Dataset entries
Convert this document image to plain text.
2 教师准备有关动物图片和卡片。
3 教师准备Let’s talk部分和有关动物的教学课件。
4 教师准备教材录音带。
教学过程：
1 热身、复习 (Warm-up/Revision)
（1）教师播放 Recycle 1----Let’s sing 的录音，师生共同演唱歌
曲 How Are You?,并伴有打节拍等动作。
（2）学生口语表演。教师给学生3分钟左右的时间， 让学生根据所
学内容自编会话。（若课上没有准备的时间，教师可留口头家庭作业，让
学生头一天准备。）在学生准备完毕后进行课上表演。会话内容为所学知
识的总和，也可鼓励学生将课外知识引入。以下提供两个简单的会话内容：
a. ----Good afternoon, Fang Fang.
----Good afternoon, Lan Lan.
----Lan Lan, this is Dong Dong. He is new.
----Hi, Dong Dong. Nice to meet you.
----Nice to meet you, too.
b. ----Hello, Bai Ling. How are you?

- Do this: Reproduce each entry above exactly, keeping every word.

- Task answer:
Convert this document image to plain text.
2 教师准备有关动物图片和卡片。
3 教师准备Let’s talk部分和有关动物的教学课件。
4 教师准备教材录音带。
教学过程：
1 热身、复习 (Warm-up/Revision)
（1）教师播放 Recycle 1----Let’s sing 的录音，师生共同演唱歌
曲 How Are You?,并伴有打节拍等动作。
（2）学生口语表演。教师给学生3分钟左右的时间， 让学生根据所
学内容自编会话。（若课上没有准备的时间，教师可留口头家庭作业，让
学生头一天准备。）在学生准备完毕后进行课上表演。会话内容为所学知
识的总和，也可鼓励学生将课外知识引入。以下提供两个简单的会话内容：
a. ----Good afternoon, Fang Fang.
----Good afternoon, Lan Lan.
----Lan Lan, this is Dong Dong. He is new.
----Hi, Dong Dong. Nice to meet you.
----Nice to meet you, too.
b. ----Hello, Bai Ling. How are you?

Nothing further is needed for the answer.